**DO THIS**:
Reproduce the records below in their entirety, character for character.
::: DATASET RECORDS
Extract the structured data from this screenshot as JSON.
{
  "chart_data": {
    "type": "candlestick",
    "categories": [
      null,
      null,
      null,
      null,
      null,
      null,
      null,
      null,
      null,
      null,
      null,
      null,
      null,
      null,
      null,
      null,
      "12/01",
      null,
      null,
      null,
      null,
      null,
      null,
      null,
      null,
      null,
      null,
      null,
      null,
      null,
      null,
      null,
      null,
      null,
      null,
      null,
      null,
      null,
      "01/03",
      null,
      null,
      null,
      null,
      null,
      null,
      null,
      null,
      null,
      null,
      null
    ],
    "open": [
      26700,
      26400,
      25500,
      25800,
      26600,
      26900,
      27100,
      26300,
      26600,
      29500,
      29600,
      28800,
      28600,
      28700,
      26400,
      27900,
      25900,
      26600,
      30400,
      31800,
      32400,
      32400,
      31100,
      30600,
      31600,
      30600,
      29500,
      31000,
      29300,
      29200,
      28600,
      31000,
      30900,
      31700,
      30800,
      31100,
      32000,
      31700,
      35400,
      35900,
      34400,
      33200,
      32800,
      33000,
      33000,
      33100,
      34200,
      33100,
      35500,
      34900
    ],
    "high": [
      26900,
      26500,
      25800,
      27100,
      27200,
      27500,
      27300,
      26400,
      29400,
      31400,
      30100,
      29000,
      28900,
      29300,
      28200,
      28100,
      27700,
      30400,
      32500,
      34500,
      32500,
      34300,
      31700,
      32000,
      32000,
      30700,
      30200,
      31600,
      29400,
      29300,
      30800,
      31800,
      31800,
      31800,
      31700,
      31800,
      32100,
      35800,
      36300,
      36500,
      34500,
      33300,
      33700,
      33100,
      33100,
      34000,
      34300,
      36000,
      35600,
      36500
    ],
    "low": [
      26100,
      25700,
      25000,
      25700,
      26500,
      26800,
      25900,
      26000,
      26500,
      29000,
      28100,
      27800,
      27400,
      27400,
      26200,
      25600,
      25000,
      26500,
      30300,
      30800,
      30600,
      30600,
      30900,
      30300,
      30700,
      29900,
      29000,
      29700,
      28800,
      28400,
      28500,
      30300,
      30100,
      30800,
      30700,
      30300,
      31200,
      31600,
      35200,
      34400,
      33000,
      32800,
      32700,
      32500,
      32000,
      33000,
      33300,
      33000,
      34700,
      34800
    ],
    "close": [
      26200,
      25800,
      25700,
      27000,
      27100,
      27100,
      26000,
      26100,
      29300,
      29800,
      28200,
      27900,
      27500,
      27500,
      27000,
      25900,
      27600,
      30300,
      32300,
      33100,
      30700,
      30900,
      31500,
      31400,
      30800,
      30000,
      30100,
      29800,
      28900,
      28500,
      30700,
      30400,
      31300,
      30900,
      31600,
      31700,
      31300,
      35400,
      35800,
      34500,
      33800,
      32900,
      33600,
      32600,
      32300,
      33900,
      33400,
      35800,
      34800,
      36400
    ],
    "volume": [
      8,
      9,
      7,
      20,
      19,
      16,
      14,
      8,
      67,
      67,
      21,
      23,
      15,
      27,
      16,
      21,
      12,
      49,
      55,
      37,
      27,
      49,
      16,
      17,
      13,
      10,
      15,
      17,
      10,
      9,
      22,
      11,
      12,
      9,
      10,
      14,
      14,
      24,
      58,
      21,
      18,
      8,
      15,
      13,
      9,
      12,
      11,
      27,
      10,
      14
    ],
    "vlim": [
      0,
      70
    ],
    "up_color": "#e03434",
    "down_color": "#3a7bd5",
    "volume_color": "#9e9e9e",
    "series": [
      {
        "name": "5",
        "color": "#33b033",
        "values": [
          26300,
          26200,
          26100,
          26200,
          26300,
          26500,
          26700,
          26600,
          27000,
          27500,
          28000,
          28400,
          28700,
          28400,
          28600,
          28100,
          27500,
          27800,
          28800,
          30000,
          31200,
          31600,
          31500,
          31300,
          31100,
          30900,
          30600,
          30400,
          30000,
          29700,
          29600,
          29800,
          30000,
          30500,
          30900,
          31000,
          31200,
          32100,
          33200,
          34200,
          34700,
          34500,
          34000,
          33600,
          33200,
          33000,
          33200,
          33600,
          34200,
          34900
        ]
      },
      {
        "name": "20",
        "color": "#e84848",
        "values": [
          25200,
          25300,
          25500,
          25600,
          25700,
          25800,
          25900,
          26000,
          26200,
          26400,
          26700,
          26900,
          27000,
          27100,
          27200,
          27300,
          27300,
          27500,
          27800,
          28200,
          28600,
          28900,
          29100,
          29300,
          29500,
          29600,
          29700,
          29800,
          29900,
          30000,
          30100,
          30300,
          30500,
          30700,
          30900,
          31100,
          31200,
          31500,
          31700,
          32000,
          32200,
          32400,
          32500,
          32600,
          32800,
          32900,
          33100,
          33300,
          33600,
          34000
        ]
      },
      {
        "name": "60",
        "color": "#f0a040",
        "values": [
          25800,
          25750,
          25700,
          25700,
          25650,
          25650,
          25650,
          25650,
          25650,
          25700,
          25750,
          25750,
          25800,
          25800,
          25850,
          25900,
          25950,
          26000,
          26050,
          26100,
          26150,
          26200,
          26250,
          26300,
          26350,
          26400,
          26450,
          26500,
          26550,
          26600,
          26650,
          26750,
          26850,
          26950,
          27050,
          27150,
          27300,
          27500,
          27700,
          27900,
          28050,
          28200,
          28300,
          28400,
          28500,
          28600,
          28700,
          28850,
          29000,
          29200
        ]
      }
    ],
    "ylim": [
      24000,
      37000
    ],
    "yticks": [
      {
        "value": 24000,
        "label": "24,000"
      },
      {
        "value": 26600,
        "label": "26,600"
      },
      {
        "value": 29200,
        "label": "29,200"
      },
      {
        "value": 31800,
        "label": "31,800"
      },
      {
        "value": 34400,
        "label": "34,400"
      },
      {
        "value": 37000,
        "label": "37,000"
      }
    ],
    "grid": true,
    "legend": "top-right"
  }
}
::::::
**FULL OUTPUT**:
Extract the structured data from this screenshot as JSON.
{
  "chart_data": {
    "type": "candlestick",
    "categories": [
      null,
      null,
      null,
      null,
      null,
      null,
      null,
      null,
      null,
      null,
      null,
      null,
      null,
      null,
      null,
      null,
      "12/01",
      null,
      null,
      null,
      null,
      null,
      null,
      null,
      null,
      null,
      null,
      null,
      null,
      null,
      null,
      null,
      null,
      null,
      null,
      null,
      null,
      null,
      "01/03",
      null,
      null,
      null,
      null,
      null,
      null,
      null,
      null,
      null,
      null,
      null
    ],
    "open": [
      26700,
      26400,
      25500,
      25800,
      26600,
      26900,
      27100,
      26300,
      26600,
      29500,
      29600,
      28800,
      28600,
      28700,
      26400,
      27900,
      25900,
      26600,
      30400,
      31800,
      32400,
      32400,
      31100,
      30600,
      31600,
      30600,
      29500,
      31000,
      29300,
      29200,
      28600,
      31000,
      30900,
      31700,
      30800,
      31100,
      32000,
      31700,
      35400,
      35900,
      34400,
      33200,
      32800,
      33000,
      33000,
      33100,
      34200,
      33100,
      35500,
      34900
    ],
    "high": [
      26900,
      26500,
      25800,
      27100,
      27200,
      27500,
      27300,
      26400,
      29400,
      31400,
      30100,
      29000,
      28900,
      29300,
      28200,
      28100,
      27700,
      30400,
      32500,
      34500,
      32500,
      34300,
      31700,
      32000,
      32000,
      30700,
      30200,
      31600,
      29400,
      29300,
      30800,
      31800,
      31800,
      31800,
      31700,
      31800,
      32100,
      35800,
      36300,
      36500,
      34500,
      33300,
      33700,
      33100,
      33100,
      34000,
      34300,
      36000,
      35600,
      36500
    ],
    "low": [
      26100,
      25700,
      25000,
      25700,
      26500,
      26800,
      25900,
      26000,
      26500,
      29000,
      28100,
      27800,
      27400,
      27400,
      26200,
      25600,
      25000,
      26500,
      30300,
      30800,
      30600,
      30600,
      30900,
      30300,
      30700,
      29900,
      29000,
      29700,
      28800,
      28400,
      28500,
      30300,
      30100,
      30800,
      30700,
      30300,
      31200,
      31600,
      35200,
      34400,
      33000,
      32800,
      32700,
      32500,
      32000,
      33000,
      33300,
      33000,
      34700,
      34800
    ],
    "close": [
      26200,
      25800,
      25700,
      27000,
      27100,
      27100,
      26000,
      26100,
      29300,
      29800,
      28200,
      27900,
      27500,
      27500,
      27000,
      25900,
      27600,
      30300,
      32300,
      33100,
      30700,
      30900,
      31500,
      31400,
      30800,
      30000,
      30100,
      29800,
      28900,
      28500,
      30700,
      30400,
      31300,
      30900,
      31600,
      31700,
      31300,
      35400,
      35800,
      34500,
      33800,
      32900,
      33600,
      32600,
      32300,
      33900,
      33400,
      35800,
      34800,
      36400
    ],
    "volume": [
      8,
      9,
      7,
      20,
      19,
      16,
      14,
      8,
      67,
      67,
      21,
      23,
      15,
      27,
      16,
      21,
      12,
      49,
      55,
      37,
      27,
      49,
      16,
      17,
      13,
      10,
      15,
      17,
      10,
      9,
      22,
      11,
      12,
      9,
      10,
      14,
      14,
      24,
      58,
      21,
      18,
      8,
      15,
      13,
      9,
      12,
      11,
      27,
      10,
      14
    ],
    "vlim": [
      0,
      70
    ],
    "up_color": "#e03434",
    "down_color": "#3a7bd5",
    "volume_color": "#9e9e9e",
    "series": [
      {
        "name": "5",
        "color": "#33b033",
        "values": [
          26300,
          26200,
          26100,
          26200,
          26300,
          26500,
          26700,
          26600,
          27000,
          27500,
          28000,
          28400,
          28700,
          28400,
          28600,
          28100,
          27500,
          27800,
          28800,
          30000,
          31200,
          31600,
          31500,
          31300,
          31100,
          30900,
          30600,
          30400,
          30000,
          29700,
          29600,
          29800,
          30000,
          30500,
          30900,
          31000,
          31200,
          32100,
          33200,
          34200,
          34700,
          34500,
          34000,
          33600,
          33200,
          33000,
          33200,
          33600,
          34200,
          34900
        ]
      },
      {
        "name": "20",
        "color": "#e84848",
        "values": [
          25200,
          25300,
          25500,
          25600,
          25700,
          25800,
          25900,
          26000,
          26200,
          26400,
          26700,
          26900,
          27000,
          27100,
          27200,
          27300,
          27300,
          27500,
          27800,
          28200,
          28600,
          28900,
          29100,
          29300,
          29500,
          29600,
          29700,
          29800,
          29900,
          30000,
          30100,
          30300,
          30500,
          30700,
          30900,
          31100,
          31200,
          31500,
          31700,
          32000,
          32200,
          32400,
          32500,
          32600,
          32800,
          32900,
          33100,
          33300,
          33600,
          34000
        ]
      },
      {
        "name": "60",
        "color": "#f0a040",
        "values": [
          25800,
          25750,
          25700,
          25700,
          25650,
          25650,
          25650,
          25650,
          25650,
          25700,
          25750,
          25750,
          25800,
          25800,
          25850,
          25900,
          25950,
          26000,
          26050,
          26100,
          26150,
          26200,
          26250,
          26300,
          26350,
          26400,
          26450,
          26500,
          26550,
          26600,
          26650,
          26750,
          26850,
          26950,
          27050,
          27150,
          27300,
          27500,
          27700,
          27900,
          28050,
          28200,
          28300,
          28400,
          28500,
          28600,
          28700,
          28850,
          29000,
          29200
        ]
      }
    ],
    "ylim": [
      24000,
      37000
    ],
    "yticks": [
      {
        "value": 24000,
        "label": "24,000"
      },
      {
        "value": 26600,
        "label": "26,600"
      },
      {
        "value": 29200,
        "label": "29,200"
      },
      {
        "value": 31800,
        "label": "31,800"
      },
      {
        "value": 34400,
        "label": "34,400"
      },
      {
        "value": 37000,
        "label": "37,000"
      }
    ],
    "grid": true,
    "legend": "top-right"
  }
}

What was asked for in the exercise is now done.